Output the data exactly, with every line intact.
━━━━━ MATERIALS PROVIDED
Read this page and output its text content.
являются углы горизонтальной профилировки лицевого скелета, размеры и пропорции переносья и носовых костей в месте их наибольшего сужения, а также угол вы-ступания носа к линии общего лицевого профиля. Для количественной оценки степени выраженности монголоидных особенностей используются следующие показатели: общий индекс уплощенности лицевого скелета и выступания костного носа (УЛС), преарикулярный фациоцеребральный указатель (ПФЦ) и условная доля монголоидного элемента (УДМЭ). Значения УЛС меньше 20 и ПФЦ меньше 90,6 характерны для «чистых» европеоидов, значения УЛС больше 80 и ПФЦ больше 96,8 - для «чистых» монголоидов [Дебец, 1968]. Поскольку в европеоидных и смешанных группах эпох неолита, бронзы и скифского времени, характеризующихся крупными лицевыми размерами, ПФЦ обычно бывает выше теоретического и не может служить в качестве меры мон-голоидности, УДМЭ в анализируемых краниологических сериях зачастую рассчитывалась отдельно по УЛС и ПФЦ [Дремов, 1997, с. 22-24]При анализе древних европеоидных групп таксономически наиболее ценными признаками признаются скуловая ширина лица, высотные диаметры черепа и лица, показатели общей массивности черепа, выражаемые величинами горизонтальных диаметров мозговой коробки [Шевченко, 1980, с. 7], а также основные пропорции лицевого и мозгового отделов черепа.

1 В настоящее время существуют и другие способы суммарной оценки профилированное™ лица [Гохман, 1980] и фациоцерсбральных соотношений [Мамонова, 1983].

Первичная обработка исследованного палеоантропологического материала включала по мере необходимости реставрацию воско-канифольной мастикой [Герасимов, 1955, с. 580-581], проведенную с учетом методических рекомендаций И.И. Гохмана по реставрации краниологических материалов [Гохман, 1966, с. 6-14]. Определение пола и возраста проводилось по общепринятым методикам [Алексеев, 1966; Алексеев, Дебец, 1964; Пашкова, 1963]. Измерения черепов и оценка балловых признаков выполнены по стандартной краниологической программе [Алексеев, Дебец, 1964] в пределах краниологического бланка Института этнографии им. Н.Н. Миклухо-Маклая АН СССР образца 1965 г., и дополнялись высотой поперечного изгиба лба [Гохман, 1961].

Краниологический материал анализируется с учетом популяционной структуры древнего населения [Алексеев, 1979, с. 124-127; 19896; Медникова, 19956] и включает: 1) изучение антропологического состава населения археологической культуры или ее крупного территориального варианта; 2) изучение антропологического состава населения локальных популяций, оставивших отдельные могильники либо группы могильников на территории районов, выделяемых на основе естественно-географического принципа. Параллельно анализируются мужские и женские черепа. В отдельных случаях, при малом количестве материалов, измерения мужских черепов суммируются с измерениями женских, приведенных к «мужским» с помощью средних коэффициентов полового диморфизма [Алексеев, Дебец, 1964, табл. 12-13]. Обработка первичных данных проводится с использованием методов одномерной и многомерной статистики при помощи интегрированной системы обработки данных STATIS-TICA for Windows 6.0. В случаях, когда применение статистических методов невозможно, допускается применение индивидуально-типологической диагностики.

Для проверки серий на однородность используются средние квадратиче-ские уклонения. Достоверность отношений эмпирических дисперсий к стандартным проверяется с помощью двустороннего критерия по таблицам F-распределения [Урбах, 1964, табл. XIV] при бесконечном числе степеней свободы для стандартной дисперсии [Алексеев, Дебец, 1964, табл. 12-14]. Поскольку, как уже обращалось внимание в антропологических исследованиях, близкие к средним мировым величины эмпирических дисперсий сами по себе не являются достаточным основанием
━━━━━━━━━━
ANSWER TO THE PROBLEM:
Read this page and output its text content.
являются углы горизонтальной профилировки лицевого скелета, размеры и пропорции переносья и носовых костей в месте их наибольшего сужения, а также угол вы-ступания носа к линии общего лицевого профиля. Для количественной оценки степени выраженности монголоидных особенностей используются следующие показатели: общий индекс уплощенности лицевого скелета и выступания костного носа (УЛС), преарикулярный фациоцеребральный указатель (ПФЦ) и условная доля монголоидного элемента (УДМЭ). Значения УЛС меньше 20 и ПФЦ меньше 90,6 характерны для «чистых» европеоидов, значения УЛС больше 80 и ПФЦ больше 96,8 - для «чистых» монголоидов [Дебец, 1968]. Поскольку в европеоидных и смешанных группах эпох неолита, бронзы и скифского времени, характеризующихся крупными лицевыми размерами, ПФЦ обычно бывает выше теоретического и не может служить в качестве меры мон-голоидности, УДМЭ в анализируемых краниологических сериях зачастую рассчитывалась отдельно по УЛС и ПФЦ [Дремов, 1997, с. 22-24]При анализе древних европеоидных групп таксономически наиболее ценными признаками признаются скуловая ширина лица, высотные диаметры черепа и лица, показатели общей массивности черепа, выражаемые величинами горизонтальных диаметров мозговой коробки [Шевченко, 1980, с. 7], а также основные пропорции лицевого и мозгового отделов черепа.

1 В настоящее время существуют и другие способы суммарной оценки профилированное™ лица [Гохман, 1980] и фациоцерсбральных соотношений [Мамонова, 1983].

Первичная обработка исследованного палеоантропологического материала включала по мере необходимости реставрацию воско-канифольной мастикой [Герасимов, 1955, с. 580-581], проведенную с учетом методических рекомендаций И.И. Гохмана по реставрации краниологических материалов [Гохман, 1966, с. 6-14]. Определение пола и возраста проводилось по общепринятым методикам [Алексеев, 1966; Алексеев, Дебец, 1964; Пашкова, 1963]. Измерения черепов и оценка балловых признаков выполнены по стандартной краниологической программе [Алексеев, Дебец, 1964] в пределах краниологического бланка Института этнографии им. Н.Н. Миклухо-Маклая АН СССР образца 1965 г., и дополнялись высотой поперечного изгиба лба [Гохман, 1961].

Краниологический материал анализируется с учетом популяционной структуры древнего населения [Алексеев, 1979, с. 124-127; 19896; Медникова, 19956] и включает: 1) изучение антропологического состава населения археологической культуры или ее крупного территориального варианта; 2) изучение антропологического состава населения локальных популяций, оставивших отдельные могильники либо группы могильников на территории районов, выделяемых на основе естественно-географического принципа. Параллельно анализируются мужские и женские черепа. В отдельных случаях, при малом количестве материалов, измерения мужских черепов суммируются с измерениями женских, приведенных к «мужским» с помощью средних коэффициентов полового диморфизма [Алексеев, Дебец, 1964, табл. 12-13]. Обработка первичных данных проводится с использованием методов одномерной и многомерной статистики при помощи интегрированной системы обработки данных STATIS-TICA for Windows 6.0. В случаях, когда применение статистических методов невозможно, допускается применение индивидуально-типологической диагностики.

Для проверки серий на однородность используются средние квадратиче-ские уклонения. Достоверность отношений эмпирических дисперсий к стандартным проверяется с помощью двустороннего критерия по таблицам F-распределения [Урбах, 1964, табл. XIV] при бесконечном числе степеней свободы для стандартной дисперсии [Алексеев, Дебец, 1964, табл. 12-14]. Поскольку, как уже обращалось внимание в антропологических исследованиях, близкие к средним мировым величины эмпирических дисперсий сами по себе не являются достаточным основанием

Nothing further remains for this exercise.